» **WHAT THE TASK REQUIRES**:
Rewrite the data below, replacing every "required-mark" with "mandatory-mark" and leaving everything else unchanged.

* * * *

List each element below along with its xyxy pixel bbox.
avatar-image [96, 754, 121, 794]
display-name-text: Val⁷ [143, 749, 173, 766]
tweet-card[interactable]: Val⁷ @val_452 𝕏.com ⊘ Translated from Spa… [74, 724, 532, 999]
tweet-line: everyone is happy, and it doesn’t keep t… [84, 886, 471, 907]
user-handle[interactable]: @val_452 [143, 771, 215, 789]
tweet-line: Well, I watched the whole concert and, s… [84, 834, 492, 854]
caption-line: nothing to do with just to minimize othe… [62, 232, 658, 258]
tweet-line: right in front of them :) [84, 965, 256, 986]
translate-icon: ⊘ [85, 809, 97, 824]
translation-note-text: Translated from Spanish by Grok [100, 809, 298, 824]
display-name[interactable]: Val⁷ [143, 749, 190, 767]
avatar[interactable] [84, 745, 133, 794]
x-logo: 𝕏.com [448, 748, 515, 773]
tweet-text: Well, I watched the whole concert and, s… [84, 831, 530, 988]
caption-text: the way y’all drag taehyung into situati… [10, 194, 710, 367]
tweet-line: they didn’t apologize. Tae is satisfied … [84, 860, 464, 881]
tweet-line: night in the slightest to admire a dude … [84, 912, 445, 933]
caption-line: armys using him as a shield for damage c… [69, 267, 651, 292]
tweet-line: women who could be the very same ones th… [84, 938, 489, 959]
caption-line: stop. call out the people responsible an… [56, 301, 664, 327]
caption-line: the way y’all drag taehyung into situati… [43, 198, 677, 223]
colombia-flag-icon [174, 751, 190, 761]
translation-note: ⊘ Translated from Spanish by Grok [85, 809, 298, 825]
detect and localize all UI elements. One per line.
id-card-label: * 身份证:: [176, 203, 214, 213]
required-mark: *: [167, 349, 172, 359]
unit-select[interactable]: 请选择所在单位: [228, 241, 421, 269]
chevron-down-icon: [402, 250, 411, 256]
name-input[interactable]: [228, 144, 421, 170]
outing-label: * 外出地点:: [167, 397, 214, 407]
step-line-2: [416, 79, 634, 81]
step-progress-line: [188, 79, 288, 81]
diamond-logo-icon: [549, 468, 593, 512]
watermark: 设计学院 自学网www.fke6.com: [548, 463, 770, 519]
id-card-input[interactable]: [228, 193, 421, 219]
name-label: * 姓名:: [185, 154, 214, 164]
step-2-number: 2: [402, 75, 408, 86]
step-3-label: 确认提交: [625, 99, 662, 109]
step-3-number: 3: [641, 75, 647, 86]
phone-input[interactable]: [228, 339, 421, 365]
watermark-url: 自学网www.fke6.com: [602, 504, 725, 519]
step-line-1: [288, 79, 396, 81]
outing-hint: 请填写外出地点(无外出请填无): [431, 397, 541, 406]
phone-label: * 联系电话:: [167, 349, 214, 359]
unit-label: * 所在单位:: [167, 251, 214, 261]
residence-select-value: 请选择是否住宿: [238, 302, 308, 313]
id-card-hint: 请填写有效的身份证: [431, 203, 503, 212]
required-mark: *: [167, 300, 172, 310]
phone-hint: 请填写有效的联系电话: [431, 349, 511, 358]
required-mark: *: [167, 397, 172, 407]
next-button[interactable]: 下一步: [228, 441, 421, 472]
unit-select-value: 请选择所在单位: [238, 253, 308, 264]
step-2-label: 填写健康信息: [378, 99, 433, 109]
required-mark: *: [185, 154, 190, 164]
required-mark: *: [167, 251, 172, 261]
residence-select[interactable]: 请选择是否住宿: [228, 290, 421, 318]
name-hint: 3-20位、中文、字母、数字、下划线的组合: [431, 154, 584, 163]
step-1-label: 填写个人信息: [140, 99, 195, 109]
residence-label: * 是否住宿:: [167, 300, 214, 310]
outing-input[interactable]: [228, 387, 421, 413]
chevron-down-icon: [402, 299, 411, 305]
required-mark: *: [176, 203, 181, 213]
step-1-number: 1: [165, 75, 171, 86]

* * * *

» **SOLUTION TO THIS EXERCISE**:
List each element below along with its xyxy pixel bbox.
avatar-image [96, 754, 121, 794]
display-name-text: Val⁷ [143, 749, 173, 766]
tweet-card[interactable]: Val⁷ @val_452 𝕏.com ⊘ Translated from Spa… [74, 724, 532, 999]
tweet-line: everyone is happy, and it doesn’t keep t… [84, 886, 471, 907]
user-handle[interactable]: @val_452 [143, 771, 215, 789]
tweet-line: Well, I watched the whole concert and, s… [84, 834, 492, 854]
caption-line: nothing to do with just to minimize othe… [62, 232, 658, 258]
tweet-line: right in front of them :) [84, 965, 256, 986]
translate-icon: ⊘ [85, 809, 97, 824]
translation-note-text: Translated from Spanish by Grok [100, 809, 298, 824]
display-name[interactable]: Val⁷ [143, 749, 190, 767]
avatar[interactable] [84, 745, 133, 794]
x-logo: 𝕏.com [448, 748, 515, 773]
tweet-text: Well, I watched the whole concert and, s… [84, 831, 530, 988]
caption-text: the way y’all drag taehyung into situati… [10, 194, 710, 367]
tweet-line: they didn’t apologize. Tae is satisfied … [84, 860, 464, 881]
tweet-line: night in the slightest to admire a dude … [84, 912, 445, 933]
caption-line: armys using him as a shield for damage c… [69, 267, 651, 292]
tweet-line: women who could be the very same ones th… [84, 938, 489, 959]
caption-line: stop. call out the people responsible an… [56, 301, 664, 327]
caption-line: the way y’all drag taehyung into situati… [43, 198, 677, 223]
colombia-flag-icon [174, 751, 190, 761]
translation-note: ⊘ Translated from Spanish by Grok [85, 809, 298, 825]
detect and localize all UI elements. One per line.
id-card-label: * 身份证:: [176, 203, 214, 213]
mandatory-mark: *: [167, 349, 172, 359]
unit-select[interactable]: 请选择所在单位: [228, 241, 421, 269]
chevron-down-icon: [402, 250, 411, 256]
name-input[interactable]: [228, 144, 421, 170]
outing-label: * 外出地点:: [167, 397, 214, 407]
step-line-2: [416, 79, 634, 81]
step-progress-line: [188, 79, 288, 81]
diamond-logo-icon: [549, 468, 593, 512]
watermark: 设计学院 自学网www.fke6.com: [548, 463, 770, 519]
id-card-input[interactable]: [228, 193, 421, 219]
name-label: * 姓名:: [185, 154, 214, 164]
step-2-number: 2: [402, 75, 408, 86]
step-3-label: 确认提交: [625, 99, 662, 109]
step-3-number: 3: [641, 75, 647, 86]
phone-input[interactable]: [228, 339, 421, 365]
watermark-url: 自学网www.fke6.com: [602, 504, 725, 519]
step-line-1: [288, 79, 396, 81]
outing-hint: 请填写外出地点(无外出请填无): [431, 397, 541, 406]
phone-label: * 联系电话:: [167, 349, 214, 359]
unit-label: * 所在单位:: [167, 251, 214, 261]
residence-select-value: 请选择是否住宿: [238, 302, 308, 313]
id-card-hint: 请填写有效的身份证: [431, 203, 503, 212]
mandatory-mark: *: [167, 300, 172, 310]
phone-hint: 请填写有效的联系电话: [431, 349, 511, 358]
mandatory-mark: *: [167, 397, 172, 407]
next-button[interactable]: 下一步: [228, 441, 421, 472]
unit-select-value: 请选择所在单位: [238, 253, 308, 264]
step-2-label: 填写健康信息: [378, 99, 433, 109]
mandatory-mark: *: [185, 154, 190, 164]
mandatory-mark: *: [167, 251, 172, 261]
residence-select[interactable]: 请选择是否住宿: [228, 290, 421, 318]
name-hint: 3-20位、中文、字母、数字、下划线的组合: [431, 154, 584, 163]
step-1-label: 填写个人信息: [140, 99, 195, 109]
residence-label: * 是否住宿:: [167, 300, 214, 310]
outing-input[interactable]: [228, 387, 421, 413]
chevron-down-icon: [402, 299, 411, 305]
mandatory-mark: *: [176, 203, 181, 213]
step-1-number: 1: [165, 75, 171, 86]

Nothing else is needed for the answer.